» **Exercise requirements**:
From the listing below, pull out the lines that hold "source".

» **Material to process**:
## Begin
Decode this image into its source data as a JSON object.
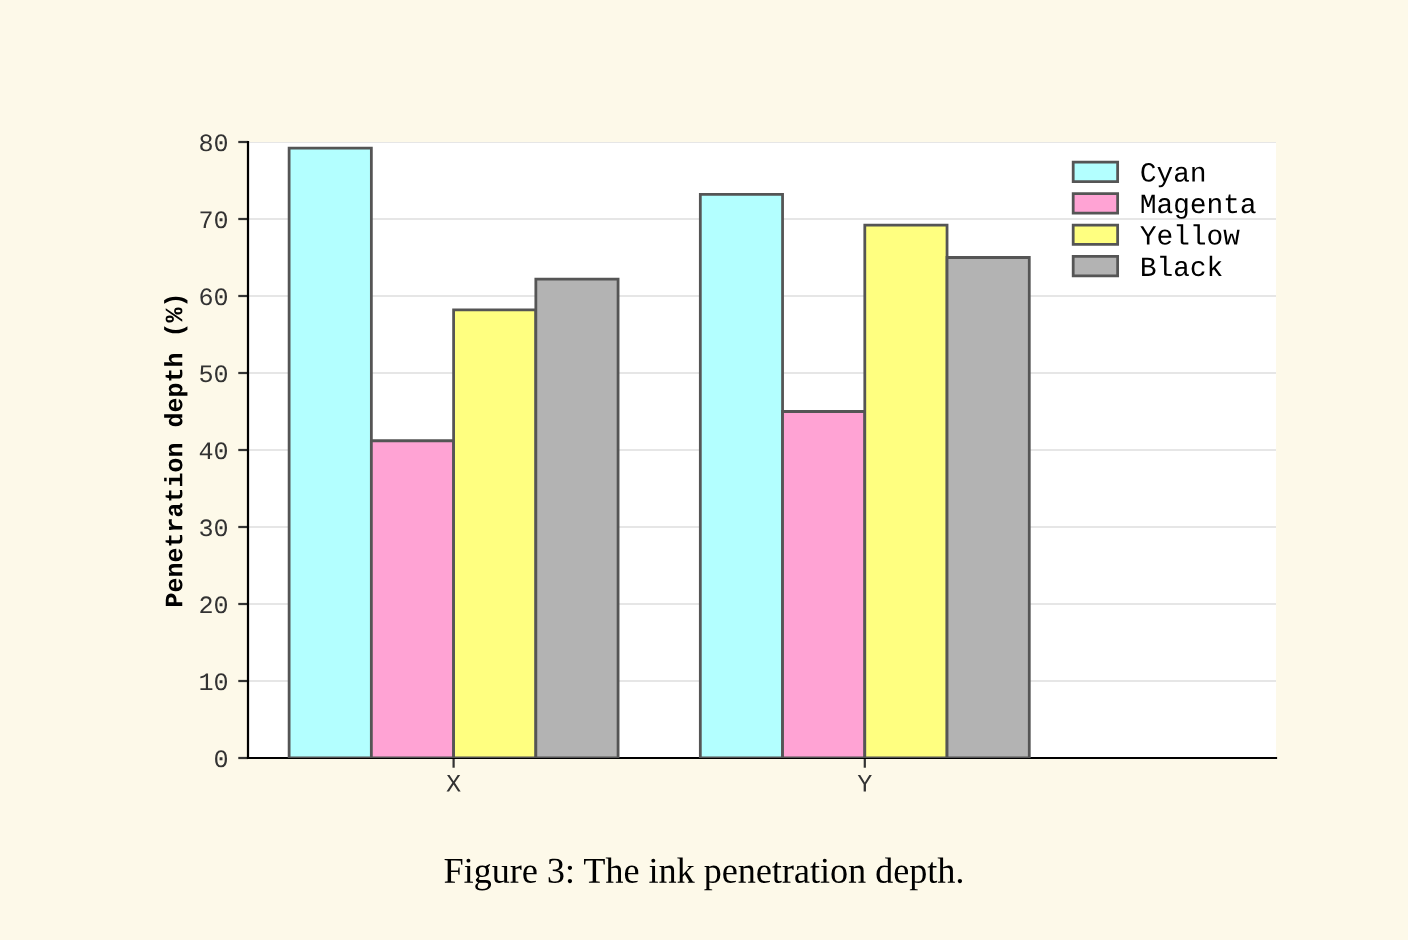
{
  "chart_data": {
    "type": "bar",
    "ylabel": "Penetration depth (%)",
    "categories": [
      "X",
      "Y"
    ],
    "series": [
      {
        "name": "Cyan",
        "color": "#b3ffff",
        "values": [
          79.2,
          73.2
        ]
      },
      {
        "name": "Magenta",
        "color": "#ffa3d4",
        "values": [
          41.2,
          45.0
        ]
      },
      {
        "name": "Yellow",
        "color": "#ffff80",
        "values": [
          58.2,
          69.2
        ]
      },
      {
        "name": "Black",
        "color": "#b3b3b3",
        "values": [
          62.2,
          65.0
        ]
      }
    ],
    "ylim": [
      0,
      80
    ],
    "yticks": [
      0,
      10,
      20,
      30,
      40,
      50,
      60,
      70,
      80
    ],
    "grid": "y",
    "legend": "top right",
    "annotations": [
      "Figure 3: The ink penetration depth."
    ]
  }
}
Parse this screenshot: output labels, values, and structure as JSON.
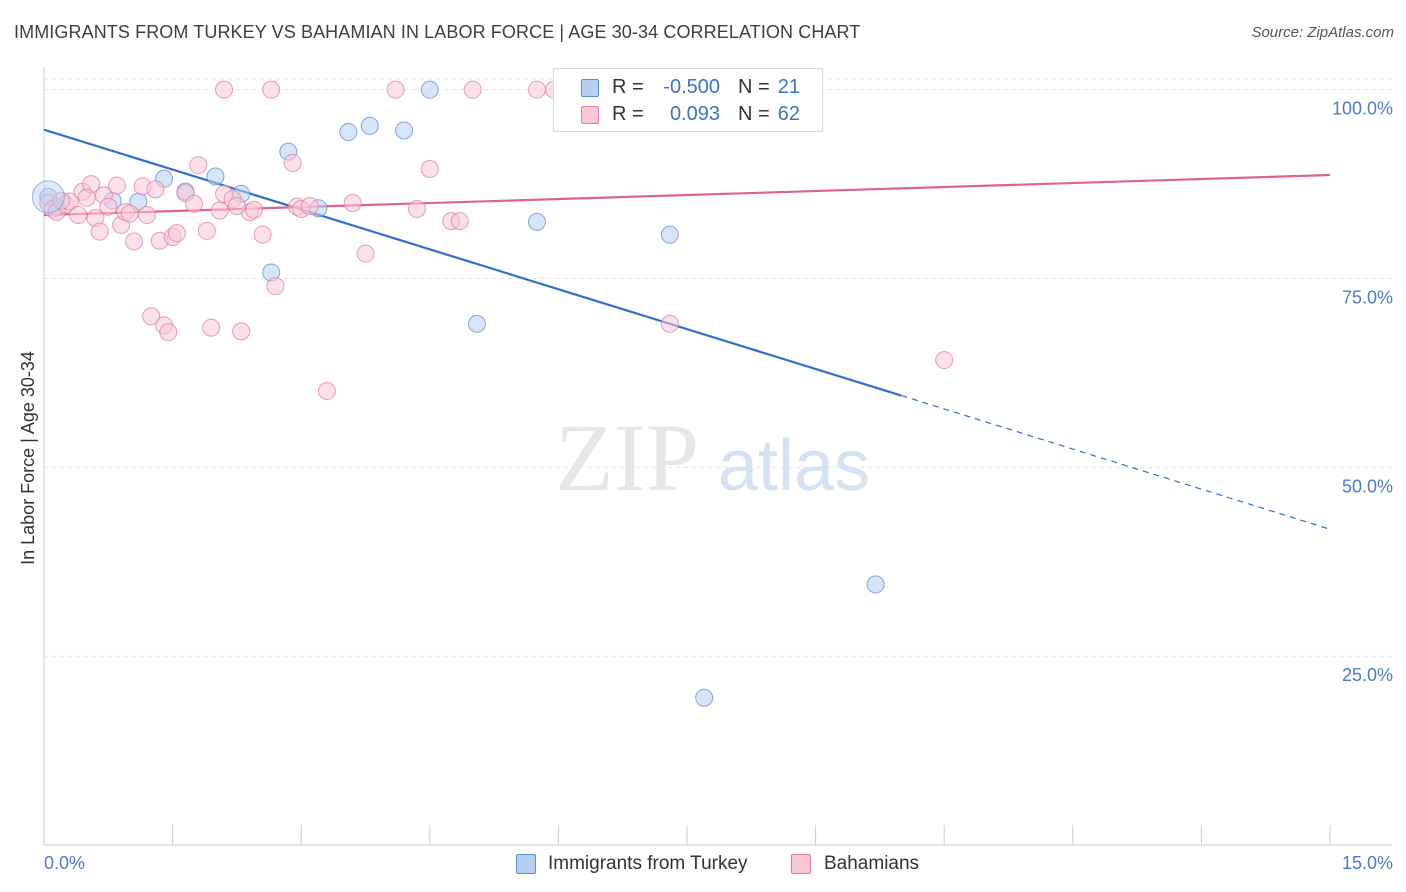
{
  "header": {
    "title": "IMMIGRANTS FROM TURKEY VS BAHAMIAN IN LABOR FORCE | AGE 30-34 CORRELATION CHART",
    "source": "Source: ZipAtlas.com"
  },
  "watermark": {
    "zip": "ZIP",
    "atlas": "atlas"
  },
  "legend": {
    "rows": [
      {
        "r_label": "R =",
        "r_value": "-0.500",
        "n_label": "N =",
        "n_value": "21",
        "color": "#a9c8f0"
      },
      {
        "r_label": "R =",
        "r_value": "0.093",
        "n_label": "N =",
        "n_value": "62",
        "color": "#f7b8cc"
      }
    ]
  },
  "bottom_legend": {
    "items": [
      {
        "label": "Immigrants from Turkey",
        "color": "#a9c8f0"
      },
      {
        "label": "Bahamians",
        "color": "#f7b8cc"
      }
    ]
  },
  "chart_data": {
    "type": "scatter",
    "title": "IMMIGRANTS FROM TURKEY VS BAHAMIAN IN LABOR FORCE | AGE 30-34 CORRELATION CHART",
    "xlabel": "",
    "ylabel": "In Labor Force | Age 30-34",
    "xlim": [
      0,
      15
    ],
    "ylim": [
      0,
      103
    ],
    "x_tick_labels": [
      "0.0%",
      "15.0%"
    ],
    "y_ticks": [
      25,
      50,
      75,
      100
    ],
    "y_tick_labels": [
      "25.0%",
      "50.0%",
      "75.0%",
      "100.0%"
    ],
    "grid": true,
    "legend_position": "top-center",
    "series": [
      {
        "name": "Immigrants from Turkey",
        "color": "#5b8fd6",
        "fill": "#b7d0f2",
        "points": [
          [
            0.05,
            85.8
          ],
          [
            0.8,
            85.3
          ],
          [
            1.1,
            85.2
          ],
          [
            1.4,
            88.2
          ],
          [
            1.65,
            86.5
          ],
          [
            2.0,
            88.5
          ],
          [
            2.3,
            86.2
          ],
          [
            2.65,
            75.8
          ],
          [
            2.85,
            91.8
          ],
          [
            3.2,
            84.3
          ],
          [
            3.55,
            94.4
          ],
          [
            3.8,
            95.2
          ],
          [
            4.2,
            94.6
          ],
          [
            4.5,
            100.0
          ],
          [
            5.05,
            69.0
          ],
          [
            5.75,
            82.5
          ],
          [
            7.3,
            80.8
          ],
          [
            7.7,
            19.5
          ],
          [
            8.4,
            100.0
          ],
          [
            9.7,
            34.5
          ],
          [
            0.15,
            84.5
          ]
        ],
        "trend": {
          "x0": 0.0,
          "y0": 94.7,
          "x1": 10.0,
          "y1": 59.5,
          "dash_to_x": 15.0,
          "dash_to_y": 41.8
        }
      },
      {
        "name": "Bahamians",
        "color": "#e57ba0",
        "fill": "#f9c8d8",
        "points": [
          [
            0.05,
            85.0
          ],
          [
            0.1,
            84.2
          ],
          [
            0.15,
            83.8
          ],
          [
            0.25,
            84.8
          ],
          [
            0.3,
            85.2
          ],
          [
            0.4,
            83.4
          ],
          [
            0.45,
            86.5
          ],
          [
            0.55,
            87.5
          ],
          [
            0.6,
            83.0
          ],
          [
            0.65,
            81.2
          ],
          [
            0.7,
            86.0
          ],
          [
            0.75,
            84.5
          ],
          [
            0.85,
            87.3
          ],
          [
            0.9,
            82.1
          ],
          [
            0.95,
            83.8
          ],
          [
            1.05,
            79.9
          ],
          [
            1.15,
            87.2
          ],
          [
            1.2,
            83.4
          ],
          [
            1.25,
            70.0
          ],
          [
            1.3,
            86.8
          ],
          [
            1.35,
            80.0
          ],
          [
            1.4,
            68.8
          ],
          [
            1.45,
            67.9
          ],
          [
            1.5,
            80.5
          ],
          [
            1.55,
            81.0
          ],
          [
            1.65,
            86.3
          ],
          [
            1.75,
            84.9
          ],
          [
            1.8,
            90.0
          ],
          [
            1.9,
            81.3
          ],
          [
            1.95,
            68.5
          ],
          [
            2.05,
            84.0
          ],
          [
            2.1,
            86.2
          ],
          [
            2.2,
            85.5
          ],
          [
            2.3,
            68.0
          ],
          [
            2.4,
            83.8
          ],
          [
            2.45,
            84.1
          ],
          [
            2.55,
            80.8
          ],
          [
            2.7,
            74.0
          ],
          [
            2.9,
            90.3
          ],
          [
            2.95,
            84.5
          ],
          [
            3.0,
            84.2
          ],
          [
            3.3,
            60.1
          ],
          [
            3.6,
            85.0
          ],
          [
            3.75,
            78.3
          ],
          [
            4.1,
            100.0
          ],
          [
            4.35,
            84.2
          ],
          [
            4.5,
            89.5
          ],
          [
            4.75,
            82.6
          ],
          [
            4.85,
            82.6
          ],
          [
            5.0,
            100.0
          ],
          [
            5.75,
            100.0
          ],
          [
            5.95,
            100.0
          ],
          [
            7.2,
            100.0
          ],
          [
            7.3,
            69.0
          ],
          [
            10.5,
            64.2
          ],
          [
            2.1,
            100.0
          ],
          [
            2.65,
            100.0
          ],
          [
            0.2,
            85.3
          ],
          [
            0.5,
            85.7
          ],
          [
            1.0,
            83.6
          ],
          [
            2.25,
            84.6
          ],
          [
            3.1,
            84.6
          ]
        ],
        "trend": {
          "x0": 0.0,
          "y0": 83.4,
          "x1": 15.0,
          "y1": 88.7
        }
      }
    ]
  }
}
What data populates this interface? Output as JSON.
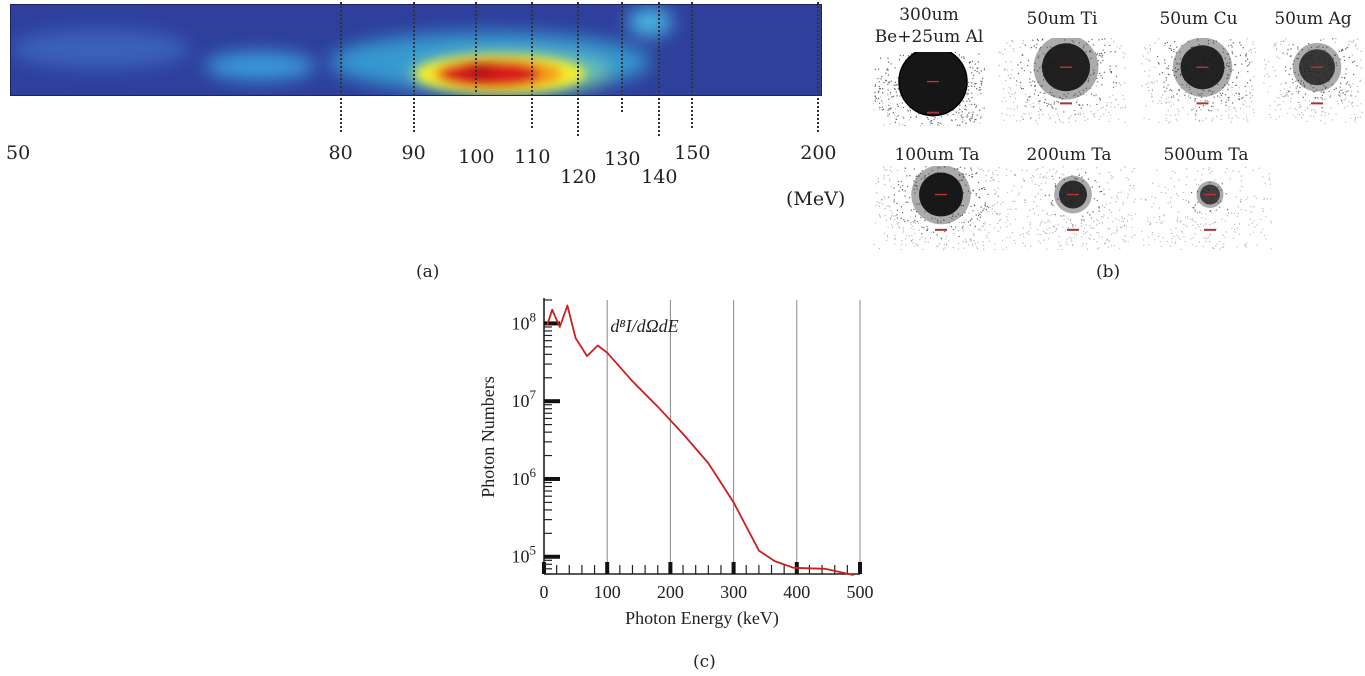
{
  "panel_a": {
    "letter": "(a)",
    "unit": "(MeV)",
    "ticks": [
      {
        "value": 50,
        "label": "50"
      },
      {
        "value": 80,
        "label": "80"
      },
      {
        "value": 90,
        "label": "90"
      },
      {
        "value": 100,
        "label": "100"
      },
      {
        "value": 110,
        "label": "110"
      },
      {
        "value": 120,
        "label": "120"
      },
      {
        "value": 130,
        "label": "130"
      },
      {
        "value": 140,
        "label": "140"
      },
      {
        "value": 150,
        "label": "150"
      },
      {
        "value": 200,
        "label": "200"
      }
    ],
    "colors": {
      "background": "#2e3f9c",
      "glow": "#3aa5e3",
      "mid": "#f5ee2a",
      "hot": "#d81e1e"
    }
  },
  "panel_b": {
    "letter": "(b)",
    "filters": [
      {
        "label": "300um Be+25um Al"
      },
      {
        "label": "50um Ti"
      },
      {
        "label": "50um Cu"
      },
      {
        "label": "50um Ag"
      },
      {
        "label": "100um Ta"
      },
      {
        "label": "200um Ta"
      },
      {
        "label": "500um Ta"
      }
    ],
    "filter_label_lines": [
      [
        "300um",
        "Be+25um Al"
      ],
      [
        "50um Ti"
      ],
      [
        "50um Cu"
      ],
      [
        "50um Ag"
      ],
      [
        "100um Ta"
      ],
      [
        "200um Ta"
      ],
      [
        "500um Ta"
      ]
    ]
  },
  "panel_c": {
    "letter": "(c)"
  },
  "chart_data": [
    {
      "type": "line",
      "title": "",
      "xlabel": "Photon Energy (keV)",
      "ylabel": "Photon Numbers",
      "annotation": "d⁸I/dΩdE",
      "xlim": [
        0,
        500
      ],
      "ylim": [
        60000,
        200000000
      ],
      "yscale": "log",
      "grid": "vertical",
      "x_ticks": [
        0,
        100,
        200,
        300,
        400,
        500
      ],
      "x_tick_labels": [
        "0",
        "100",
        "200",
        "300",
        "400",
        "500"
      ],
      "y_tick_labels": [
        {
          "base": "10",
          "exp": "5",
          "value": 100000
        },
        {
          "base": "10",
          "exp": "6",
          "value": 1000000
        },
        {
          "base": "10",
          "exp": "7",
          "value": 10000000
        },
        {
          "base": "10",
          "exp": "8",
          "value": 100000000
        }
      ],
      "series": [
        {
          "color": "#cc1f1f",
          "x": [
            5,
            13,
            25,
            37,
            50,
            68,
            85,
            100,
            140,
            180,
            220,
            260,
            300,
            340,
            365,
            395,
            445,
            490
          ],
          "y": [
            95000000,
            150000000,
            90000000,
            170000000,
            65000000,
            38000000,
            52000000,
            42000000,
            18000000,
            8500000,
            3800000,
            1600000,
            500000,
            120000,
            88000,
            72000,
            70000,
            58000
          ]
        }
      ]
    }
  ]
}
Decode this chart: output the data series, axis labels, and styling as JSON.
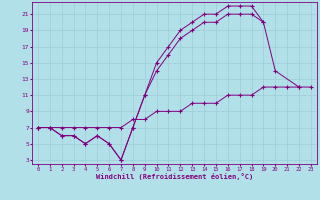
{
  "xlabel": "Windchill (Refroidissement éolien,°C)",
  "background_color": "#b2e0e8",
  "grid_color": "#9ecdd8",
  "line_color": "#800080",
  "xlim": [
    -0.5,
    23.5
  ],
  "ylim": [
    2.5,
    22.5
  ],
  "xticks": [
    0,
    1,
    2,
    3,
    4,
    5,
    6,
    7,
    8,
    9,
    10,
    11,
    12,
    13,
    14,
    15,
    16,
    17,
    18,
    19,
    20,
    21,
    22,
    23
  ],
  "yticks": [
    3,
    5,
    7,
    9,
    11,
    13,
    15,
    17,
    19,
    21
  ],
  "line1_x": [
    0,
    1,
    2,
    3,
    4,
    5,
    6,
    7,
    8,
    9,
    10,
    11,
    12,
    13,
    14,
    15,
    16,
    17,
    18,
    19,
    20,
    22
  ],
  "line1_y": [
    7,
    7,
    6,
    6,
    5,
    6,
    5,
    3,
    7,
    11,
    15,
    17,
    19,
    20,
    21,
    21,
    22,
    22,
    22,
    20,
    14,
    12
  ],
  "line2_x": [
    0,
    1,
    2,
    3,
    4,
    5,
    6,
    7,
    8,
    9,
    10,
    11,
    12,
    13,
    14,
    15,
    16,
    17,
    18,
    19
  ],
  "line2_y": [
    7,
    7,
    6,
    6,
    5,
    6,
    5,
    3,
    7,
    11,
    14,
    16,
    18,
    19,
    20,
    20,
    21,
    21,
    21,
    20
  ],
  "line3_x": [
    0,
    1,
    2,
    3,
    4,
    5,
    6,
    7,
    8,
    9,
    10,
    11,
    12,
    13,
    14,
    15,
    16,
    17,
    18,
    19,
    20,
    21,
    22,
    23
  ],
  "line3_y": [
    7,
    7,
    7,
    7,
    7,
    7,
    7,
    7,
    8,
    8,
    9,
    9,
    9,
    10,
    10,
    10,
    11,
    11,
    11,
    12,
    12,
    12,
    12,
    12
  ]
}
## End
» **Result for this task**:
Decode this image into its source data as a JSON object.
    "source": "Source: ZipAtlas.com"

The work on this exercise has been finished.